• **What the task asks**: Omit the pictures, please, and give each record below again exactly.
--- begin ---
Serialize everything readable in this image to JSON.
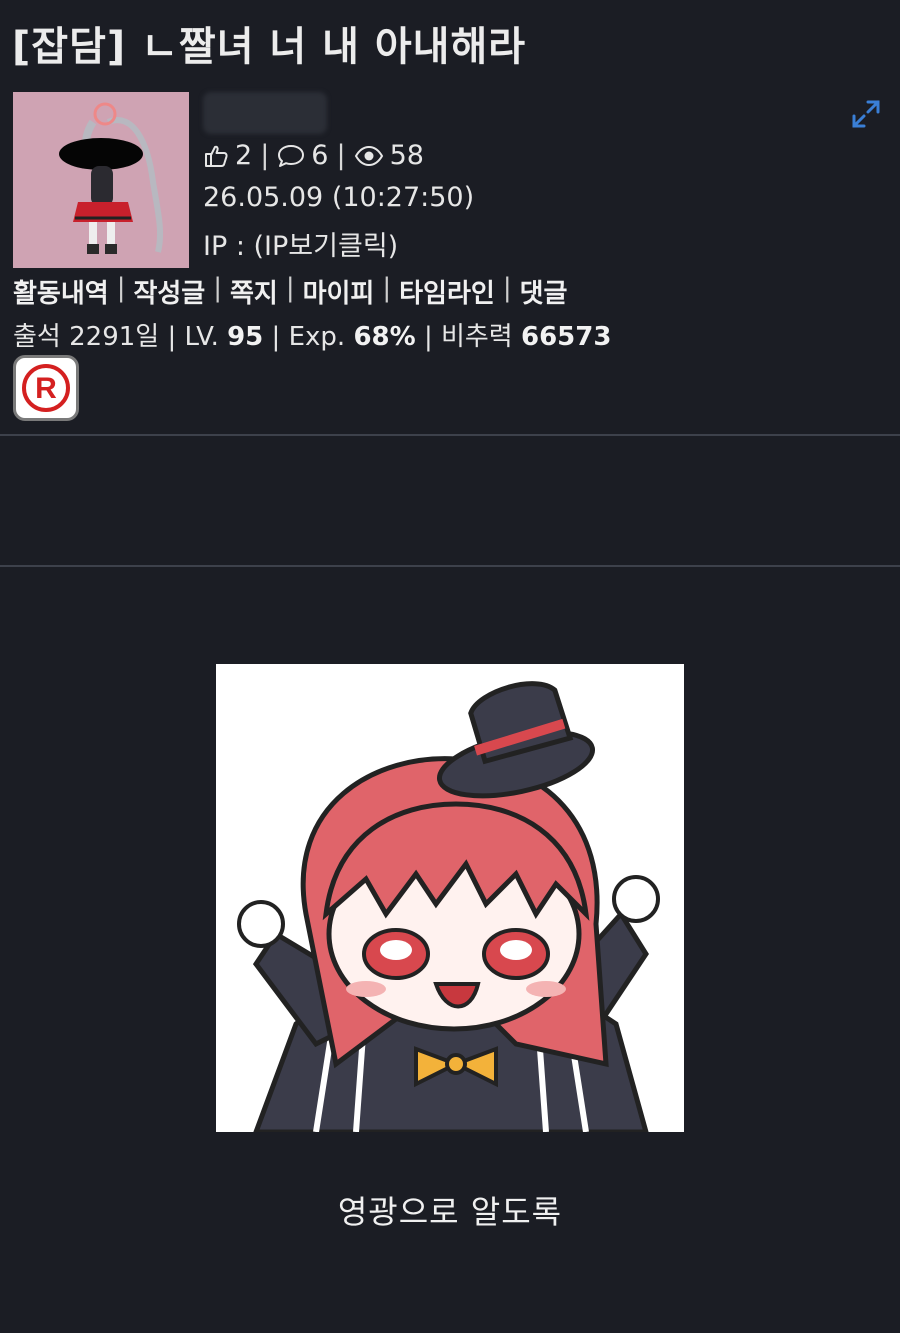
{
  "post": {
    "title": "[잡담] ㄴ짤녀 너 내 아내해라",
    "likes": "2",
    "comments": "6",
    "views": "58",
    "datetime": "26.05.09 (10:27:50)",
    "ip_label": "IP : ",
    "ip_link": "(IP보기클릭)",
    "caption": "영광으로 알도록"
  },
  "user_links": [
    "활동내역",
    "작성글",
    "쪽지",
    "마이피",
    "타임라인",
    "댓글"
  ],
  "user_stats": {
    "attendance_label": "출석 ",
    "attendance_value": "2291일",
    "level_label": "LV. ",
    "level_value": "95",
    "exp_label": "Exp. ",
    "exp_value": "68%",
    "unrecommend_label": "비추력 ",
    "unrecommend_value": "66573"
  },
  "badge": {
    "letter": "R",
    "color": "#d42020"
  },
  "colors": {
    "background": "#1b1d24",
    "expand_icon": "#3a7fd6",
    "profile_bg": "#cfa3b3",
    "hair_red": "#e0646a"
  },
  "icons": [
    "thumbs-up-icon",
    "comment-icon",
    "eye-icon",
    "expand-icon",
    "registered-badge-icon"
  ]
}
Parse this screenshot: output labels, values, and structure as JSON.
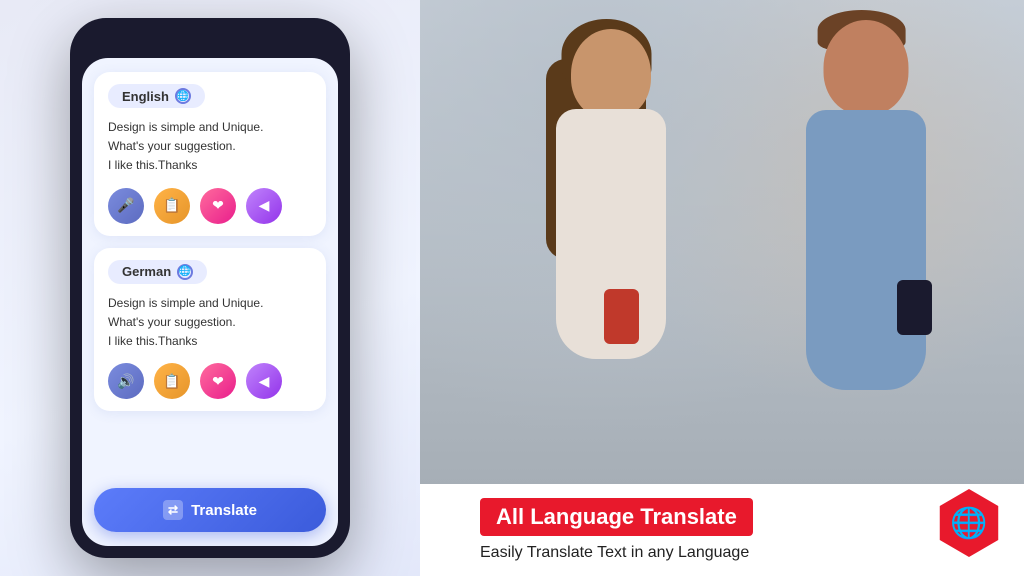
{
  "phone": {
    "card1": {
      "language": "English",
      "text_line1": "Design is simple and Unique.",
      "text_line2": "What's your suggestion.",
      "text_line3": "I like this.Thanks"
    },
    "card2": {
      "language": "German",
      "text_line1": "Design is simple and Unique.",
      "text_line2": "What's your suggestion.",
      "text_line3": "I like this.Thanks"
    },
    "translate_btn": "Translate"
  },
  "banner": {
    "title": "All Language Translate",
    "subtitle": "Easily Translate Text in any  Language"
  },
  "icons": {
    "globe": "🌐",
    "mic": "🎤",
    "copy": "📋",
    "heart": "❤",
    "share": "◁",
    "speaker": "🔊",
    "translate": "⇄"
  },
  "colors": {
    "accent_blue": "#5c7cfa",
    "accent_red": "#e8192c",
    "card_bg": "#ffffff",
    "screen_bg": "#f0f4ff",
    "phone_frame": "#1a1a2e"
  }
}
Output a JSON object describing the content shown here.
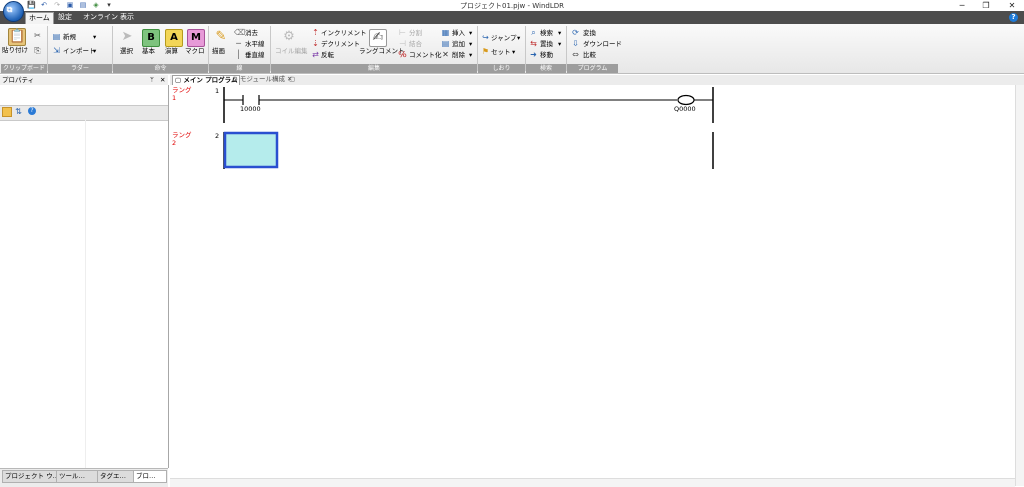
{
  "window": {
    "title": "プロジェクト01.pjw - WindLDR",
    "minimize": "─",
    "maximize": "❐",
    "close": "✕"
  },
  "quick_access": [
    "💾",
    "↶",
    "↷",
    "▣",
    "▤",
    "◈",
    "▾"
  ],
  "menu_tabs": [
    "ホーム",
    "設定",
    "オンライン",
    "表示"
  ],
  "ribbon": {
    "clipboard": {
      "label": "クリップボード",
      "paste": "貼り付け"
    },
    "rung": {
      "label": "ラダー",
      "new": "新規",
      "import": "インポート"
    },
    "instruction": {
      "label": "命令",
      "select": "選択",
      "basic": "基本",
      "calc": "演算",
      "macro": "マクロ",
      "b_letter": "B",
      "a_letter": "A",
      "m_letter": "M"
    },
    "line": {
      "label": "線",
      "draw": "描画",
      "erase": "消去",
      "horizontal": "水平線",
      "vertical": "垂直線"
    },
    "edit": {
      "label": "編集",
      "coil_edit": "コイル編集",
      "increment": "インクリメント",
      "decrement": "デクリメント",
      "invert": "反転",
      "rung_comment": "ラングコメント",
      "split": "分割",
      "merge": "結合",
      "comment_out": "コメント化",
      "insert": "挿入",
      "add": "追加",
      "delete": "削除"
    },
    "bookmark": {
      "label": "しおり",
      "jump": "ジャンプ",
      "set": "セット"
    },
    "search": {
      "label": "検索",
      "find": "検索",
      "replace": "置換",
      "move": "移動"
    },
    "program": {
      "label": "プログラム",
      "convert": "変換",
      "download": "ダウンロード",
      "compare": "比較"
    }
  },
  "properties_panel": {
    "title": "プロパティ",
    "pin": "ᛘ",
    "close": "✕",
    "bottom_tabs": [
      "プロジェクト ウ…",
      "ツール…",
      "タグエ…",
      "ブロ…"
    ]
  },
  "editor": {
    "tabs": [
      "メイン プログラム",
      "モジュール構成"
    ],
    "rungs": [
      {
        "label": "ラング",
        "index": "1",
        "number": "1",
        "contact": "10000",
        "coil": "Q0000"
      },
      {
        "label": "ラング",
        "index": "2",
        "number": "2"
      }
    ]
  }
}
--- end ---
• **Answer to the problem**:
Serialize everything readable in this image to JSON.
{
  "post": {
    "title": "[잡담] ㄴ짤녀 너 내 아내해라",
    "likes": "2",
    "comments": "6",
    "views": "58",
    "datetime": "26.05.09 (10:27:50)",
    "ip_label": "IP : ",
    "ip_link": "(IP보기클릭)",
    "caption": "영광으로 알도록"
  },
  "user_links": [
    "활동내역",
    "작성글",
    "쪽지",
    "마이피",
    "타임라인",
    "댓글"
  ],
  "user_stats": {
    "attendance_label": "출석 ",
    "attendance_value": "2291일",
    "level_label": "LV. ",
    "level_value": "95",
    "exp_label": "Exp. ",
    "exp_value": "68%",
    "unrecommend_label": "비추력 ",
    "unrecommend_value": "66573"
  },
  "badge": {
    "letter": "R",
    "color": "#d42020"
  },
  "colors": {
    "background": "#1b1d24",
    "expand_icon": "#3a7fd6",
    "profile_bg": "#cfa3b3",
    "hair_red": "#e0646a"
  },
  "icons": [
    "thumbs-up-icon",
    "comment-icon",
    "eye-icon",
    "expand-icon",
    "registered-badge-icon"
  ]
}
Parse this screenshot: output labels, values, and structure as JSON.
{
  "phone": {
    "card1": {
      "language": "English",
      "text_line1": "Design is simple and Unique.",
      "text_line2": "What's your suggestion.",
      "text_line3": "I like this.Thanks"
    },
    "card2": {
      "language": "German",
      "text_line1": "Design is simple and Unique.",
      "text_line2": "What's your suggestion.",
      "text_line3": "I like this.Thanks"
    },
    "translate_btn": "Translate"
  },
  "banner": {
    "title": "All Language Translate",
    "subtitle": "Easily Translate Text in any  Language"
  },
  "icons": {
    "globe": "🌐",
    "mic": "🎤",
    "copy": "📋",
    "heart": "❤",
    "share": "◁",
    "speaker": "🔊",
    "translate": "⇄"
  },
  "colors": {
    "accent_blue": "#5c7cfa",
    "accent_red": "#e8192c",
    "card_bg": "#ffffff",
    "screen_bg": "#f0f4ff",
    "phone_frame": "#1a1a2e"
  }
}
Output a JSON object describing the content shown here.
{
  "window": {
    "title": "プロジェクト01.pjw - WindLDR",
    "minimize": "─",
    "maximize": "❐",
    "close": "✕"
  },
  "quick_access": [
    "💾",
    "↶",
    "↷",
    "▣",
    "▤",
    "◈",
    "▾"
  ],
  "menu_tabs": [
    "ホーム",
    "設定",
    "オンライン",
    "表示"
  ],
  "ribbon": {
    "clipboard": {
      "label": "クリップボード",
      "paste": "貼り付け"
    },
    "rung": {
      "label": "ラダー",
      "new": "新規",
      "import": "インポート"
    },
    "instruction": {
      "label": "命令",
      "select": "選択",
      "basic": "基本",
      "calc": "演算",
      "macro": "マクロ",
      "b_letter": "B",
      "a_letter": "A",
      "m_letter": "M"
    },
    "line": {
      "label": "線",
      "draw": "描画",
      "erase": "消去",
      "horizontal": "水平線",
      "vertical": "垂直線"
    },
    "edit": {
      "label": "編集",
      "coil_edit": "コイル編集",
      "increment": "インクリメント",
      "decrement": "デクリメント",
      "invert": "反転",
      "rung_comment": "ラングコメント",
      "split": "分割",
      "merge": "結合",
      "comment_out": "コメント化",
      "insert": "挿入",
      "add": "追加",
      "delete": "削除"
    },
    "bookmark": {
      "label": "しおり",
      "jump": "ジャンプ",
      "set": "セット"
    },
    "search": {
      "label": "検索",
      "find": "検索",
      "replace": "置換",
      "move": "移動"
    },
    "program": {
      "label": "プログラム",
      "convert": "変換",
      "download": "ダウンロード",
      "compare": "比較"
    }
  },
  "properties_panel": {
    "title": "プロパティ",
    "pin": "ᛘ",
    "close": "✕",
    "bottom_tabs": [
      "プロジェクト ウ…",
      "ツール…",
      "タグエ…",
      "ブロ…"
    ]
  },
  "editor": {
    "tabs": [
      "メイン プログラム",
      "モジュール構成"
    ],
    "rungs": [
      {
        "label": "ラング",
        "index": "1",
        "number": "1",
        "contact": "10000",
        "coil": "Q0000"
      },
      {
        "label": "ラング",
        "index": "2",
        "number": "2"
      }
    ]
  }
}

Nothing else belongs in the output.